> **What needs to be done**: Reproduce the material in full, unchanged.

Records from a collection of figures:
::::::

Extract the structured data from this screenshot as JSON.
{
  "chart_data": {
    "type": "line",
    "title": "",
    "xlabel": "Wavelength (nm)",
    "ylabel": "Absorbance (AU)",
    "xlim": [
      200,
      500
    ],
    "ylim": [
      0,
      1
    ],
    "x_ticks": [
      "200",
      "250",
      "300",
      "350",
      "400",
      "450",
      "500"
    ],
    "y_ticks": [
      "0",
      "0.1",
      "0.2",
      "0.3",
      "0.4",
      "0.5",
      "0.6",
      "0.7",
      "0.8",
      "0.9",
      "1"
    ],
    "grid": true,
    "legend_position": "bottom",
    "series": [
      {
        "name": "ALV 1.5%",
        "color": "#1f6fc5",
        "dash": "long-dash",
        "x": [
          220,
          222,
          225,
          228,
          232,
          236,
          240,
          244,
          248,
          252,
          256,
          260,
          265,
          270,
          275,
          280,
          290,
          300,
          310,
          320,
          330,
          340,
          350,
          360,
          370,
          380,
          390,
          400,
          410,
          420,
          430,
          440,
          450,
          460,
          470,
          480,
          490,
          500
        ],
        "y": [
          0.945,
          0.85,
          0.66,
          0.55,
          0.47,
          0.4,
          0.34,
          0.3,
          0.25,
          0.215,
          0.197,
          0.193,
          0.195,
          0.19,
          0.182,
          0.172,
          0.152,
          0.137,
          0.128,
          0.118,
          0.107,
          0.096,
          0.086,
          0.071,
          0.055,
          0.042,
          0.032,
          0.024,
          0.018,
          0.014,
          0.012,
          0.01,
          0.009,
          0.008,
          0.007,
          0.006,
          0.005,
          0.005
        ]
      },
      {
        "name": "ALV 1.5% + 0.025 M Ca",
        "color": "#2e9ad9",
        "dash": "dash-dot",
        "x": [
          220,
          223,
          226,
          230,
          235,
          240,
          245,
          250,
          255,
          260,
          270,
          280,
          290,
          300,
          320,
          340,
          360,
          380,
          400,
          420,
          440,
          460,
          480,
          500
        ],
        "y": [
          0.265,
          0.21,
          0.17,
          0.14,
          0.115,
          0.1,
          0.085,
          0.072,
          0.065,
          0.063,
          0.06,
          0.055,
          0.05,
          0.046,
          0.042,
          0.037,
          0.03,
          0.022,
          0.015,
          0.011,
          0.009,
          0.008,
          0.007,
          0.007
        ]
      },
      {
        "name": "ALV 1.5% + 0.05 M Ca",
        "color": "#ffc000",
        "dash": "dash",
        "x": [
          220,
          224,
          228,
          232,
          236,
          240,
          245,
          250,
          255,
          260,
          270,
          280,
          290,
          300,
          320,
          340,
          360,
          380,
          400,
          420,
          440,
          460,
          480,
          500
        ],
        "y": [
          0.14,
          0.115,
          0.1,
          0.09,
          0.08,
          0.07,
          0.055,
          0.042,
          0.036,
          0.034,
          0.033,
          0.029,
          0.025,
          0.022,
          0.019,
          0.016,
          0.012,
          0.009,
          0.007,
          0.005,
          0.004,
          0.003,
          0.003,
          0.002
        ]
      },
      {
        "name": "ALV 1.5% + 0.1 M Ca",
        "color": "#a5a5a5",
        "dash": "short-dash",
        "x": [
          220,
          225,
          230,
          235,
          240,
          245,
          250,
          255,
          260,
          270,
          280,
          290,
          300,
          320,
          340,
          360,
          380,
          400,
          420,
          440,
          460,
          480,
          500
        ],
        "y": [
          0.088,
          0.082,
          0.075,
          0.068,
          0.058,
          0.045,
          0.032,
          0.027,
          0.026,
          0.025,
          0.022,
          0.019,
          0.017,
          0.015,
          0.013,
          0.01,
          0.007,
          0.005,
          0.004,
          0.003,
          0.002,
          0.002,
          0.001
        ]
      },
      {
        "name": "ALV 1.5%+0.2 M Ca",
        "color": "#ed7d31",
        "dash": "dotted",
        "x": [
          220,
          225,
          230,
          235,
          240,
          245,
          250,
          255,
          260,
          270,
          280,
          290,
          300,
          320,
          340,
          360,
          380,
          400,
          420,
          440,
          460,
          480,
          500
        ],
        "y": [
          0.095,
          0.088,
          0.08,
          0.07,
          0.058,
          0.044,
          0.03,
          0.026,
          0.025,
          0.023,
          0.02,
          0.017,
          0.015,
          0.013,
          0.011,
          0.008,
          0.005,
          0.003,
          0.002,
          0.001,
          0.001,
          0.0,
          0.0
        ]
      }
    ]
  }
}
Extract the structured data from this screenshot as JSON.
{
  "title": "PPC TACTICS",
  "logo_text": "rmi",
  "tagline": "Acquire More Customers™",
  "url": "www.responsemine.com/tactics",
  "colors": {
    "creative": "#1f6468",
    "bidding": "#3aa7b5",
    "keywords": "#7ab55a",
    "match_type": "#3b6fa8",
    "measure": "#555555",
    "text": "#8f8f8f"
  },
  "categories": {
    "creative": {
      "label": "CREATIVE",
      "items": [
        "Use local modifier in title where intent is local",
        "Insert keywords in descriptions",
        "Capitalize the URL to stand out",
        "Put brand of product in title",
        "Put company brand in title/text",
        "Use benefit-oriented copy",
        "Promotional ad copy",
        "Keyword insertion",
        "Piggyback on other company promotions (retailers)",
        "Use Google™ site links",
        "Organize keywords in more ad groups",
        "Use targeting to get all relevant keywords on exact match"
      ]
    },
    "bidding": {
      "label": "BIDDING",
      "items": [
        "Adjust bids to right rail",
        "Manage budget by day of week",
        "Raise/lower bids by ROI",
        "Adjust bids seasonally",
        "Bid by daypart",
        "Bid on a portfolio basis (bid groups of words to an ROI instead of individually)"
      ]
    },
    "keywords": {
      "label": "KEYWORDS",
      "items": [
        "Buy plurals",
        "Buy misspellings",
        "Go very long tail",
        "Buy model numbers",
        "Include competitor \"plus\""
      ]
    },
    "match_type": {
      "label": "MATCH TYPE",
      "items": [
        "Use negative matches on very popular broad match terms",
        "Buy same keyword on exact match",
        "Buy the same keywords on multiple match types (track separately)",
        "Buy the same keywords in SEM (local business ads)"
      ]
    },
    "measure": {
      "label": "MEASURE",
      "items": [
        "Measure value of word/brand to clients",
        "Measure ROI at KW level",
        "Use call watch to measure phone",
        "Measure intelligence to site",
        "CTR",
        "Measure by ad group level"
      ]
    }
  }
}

::::::

> **Task response**:
Extract the structured data from this screenshot as JSON.
{
  "chart_data": {
    "type": "line",
    "title": "",
    "xlabel": "Wavelength (nm)",
    "ylabel": "Absorbance (AU)",
    "xlim": [
      200,
      500
    ],
    "ylim": [
      0,
      1
    ],
    "x_ticks": [
      "200",
      "250",
      "300",
      "350",
      "400",
      "450",
      "500"
    ],
    "y_ticks": [
      "0",
      "0.1",
      "0.2",
      "0.3",
      "0.4",
      "0.5",
      "0.6",
      "0.7",
      "0.8",
      "0.9",
      "1"
    ],
    "grid": true,
    "legend_position": "bottom",
    "series": [
      {
        "name": "ALV 1.5%",
        "color": "#1f6fc5",
        "dash": "long-dash",
        "x": [
          220,
          222,
          225,
          228,
          232,
          236,
          240,
          244,
          248,
          252,
          256,
          260,
          265,
          270,
          275,
          280,
          290,
          300,
          310,
          320,
          330,
          340,
          350,
          360,
          370,
          380,
          390,
          400,
          410,
          420,
          430,
          440,
          450,
          460,
          470,
          480,
          490,
          500
        ],
        "y": [
          0.945,
          0.85,
          0.66,
          0.55,
          0.47,
          0.4,
          0.34,
          0.3,
          0.25,
          0.215,
          0.197,
          0.193,
          0.195,
          0.19,
          0.182,
          0.172,
          0.152,
          0.137,
          0.128,
          0.118,
          0.107,
          0.096,
          0.086,
          0.071,
          0.055,
          0.042,
          0.032,
          0.024,
          0.018,
          0.014,
          0.012,
          0.01,
          0.009,
          0.008,
          0.007,
          0.006,
          0.005,
          0.005
        ]
      },
      {
        "name": "ALV 1.5% + 0.025 M Ca",
        "color": "#2e9ad9",
        "dash": "dash-dot",
        "x": [
          220,
          223,
          226,
          230,
          235,
          240,
          245,
          250,
          255,
          260,
          270,
          280,
          290,
          300,
          320,
          340,
          360,
          380,
          400,
          420,
          440,
          460,
          480,
          500
        ],
        "y": [
          0.265,
          0.21,
          0.17,
          0.14,
          0.115,
          0.1,
          0.085,
          0.072,
          0.065,
          0.063,
          0.06,
          0.055,
          0.05,
          0.046,
          0.042,
          0.037,
          0.03,
          0.022,
          0.015,
          0.011,
          0.009,
          0.008,
          0.007,
          0.007
        ]
      },
      {
        "name": "ALV 1.5% + 0.05 M Ca",
        "color": "#ffc000",
        "dash": "dash",
        "x": [
          220,
          224,
          228,
          232,
          236,
          240,
          245,
          250,
          255,
          260,
          270,
          280,
          290,
          300,
          320,
          340,
          360,
          380,
          400,
          420,
          440,
          460,
          480,
          500
        ],
        "y": [
          0.14,
          0.115,
          0.1,
          0.09,
          0.08,
          0.07,
          0.055,
          0.042,
          0.036,
          0.034,
          0.033,
          0.029,
          0.025,
          0.022,
          0.019,
          0.016,
          0.012,
          0.009,
          0.007,
          0.005,
          0.004,
          0.003,
          0.003,
          0.002
        ]
      },
      {
        "name": "ALV 1.5% + 0.1 M Ca",
        "color": "#a5a5a5",
        "dash": "short-dash",
        "x": [
          220,
          225,
          230,
          235,
          240,
          245,
          250,
          255,
          260,
          270,
          280,
          290,
          300,
          320,
          340,
          360,
          380,
          400,
          420,
          440,
          460,
          480,
          500
        ],
        "y": [
          0.088,
          0.082,
          0.075,
          0.068,
          0.058,
          0.045,
          0.032,
          0.027,
          0.026,
          0.025,
          0.022,
          0.019,
          0.017,
          0.015,
          0.013,
          0.01,
          0.007,
          0.005,
          0.004,
          0.003,
          0.002,
          0.002,
          0.001
        ]
      },
      {
        "name": "ALV 1.5%+0.2 M Ca",
        "color": "#ed7d31",
        "dash": "dotted",
        "x": [
          220,
          225,
          230,
          235,
          240,
          245,
          250,
          255,
          260,
          270,
          280,
          290,
          300,
          320,
          340,
          360,
          380,
          400,
          420,
          440,
          460,
          480,
          500
        ],
        "y": [
          0.095,
          0.088,
          0.08,
          0.07,
          0.058,
          0.044,
          0.03,
          0.026,
          0.025,
          0.023,
          0.02,
          0.017,
          0.015,
          0.013,
          0.011,
          0.008,
          0.005,
          0.003,
          0.002,
          0.001,
          0.001,
          0.0,
          0.0
        ]
      }
    ]
  }
}
Extract the structured data from this screenshot as JSON.
{
  "title": "PPC TACTICS",
  "logo_text": "rmi",
  "tagline": "Acquire More Customers™",
  "url": "www.responsemine.com/tactics",
  "colors": {
    "creative": "#1f6468",
    "bidding": "#3aa7b5",
    "keywords": "#7ab55a",
    "match_type": "#3b6fa8",
    "measure": "#555555",
    "text": "#8f8f8f"
  },
  "categories": {
    "creative": {
      "label": "CREATIVE",
      "items": [
        "Use local modifier in title where intent is local",
        "Insert keywords in descriptions",
        "Capitalize the URL to stand out",
        "Put brand of product in title",
        "Put company brand in title/text",
        "Use benefit-oriented copy",
        "Promotional ad copy",
        "Keyword insertion",
        "Piggyback on other company promotions (retailers)",
        "Use Google™ site links",
        "Organize keywords in more ad groups",
        "Use targeting to get all relevant keywords on exact match"
      ]
    },
    "bidding": {
      "label": "BIDDING",
      "items": [
        "Adjust bids to right rail",
        "Manage budget by day of week",
        "Raise/lower bids by ROI",
        "Adjust bids seasonally",
        "Bid by daypart",
        "Bid on a portfolio basis (bid groups of words to an ROI instead of individually)"
      ]
    },
    "keywords": {
      "label": "KEYWORDS",
      "items": [
        "Buy plurals",
        "Buy misspellings",
        "Go very long tail",
        "Buy model numbers",
        "Include competitor \"plus\""
      ]
    },
    "match_type": {
      "label": "MATCH TYPE",
      "items": [
        "Use negative matches on very popular broad match terms",
        "Buy same keyword on exact match",
        "Buy the same keywords on multiple match types (track separately)",
        "Buy the same keywords in SEM (local business ads)"
      ]
    },
    "measure": {
      "label": "MEASURE",
      "items": [
        "Measure value of word/brand to clients",
        "Measure ROI at KW level",
        "Use call watch to measure phone",
        "Measure intelligence to site",
        "CTR",
        "Measure by ad group level"
      ]
    }
  }
}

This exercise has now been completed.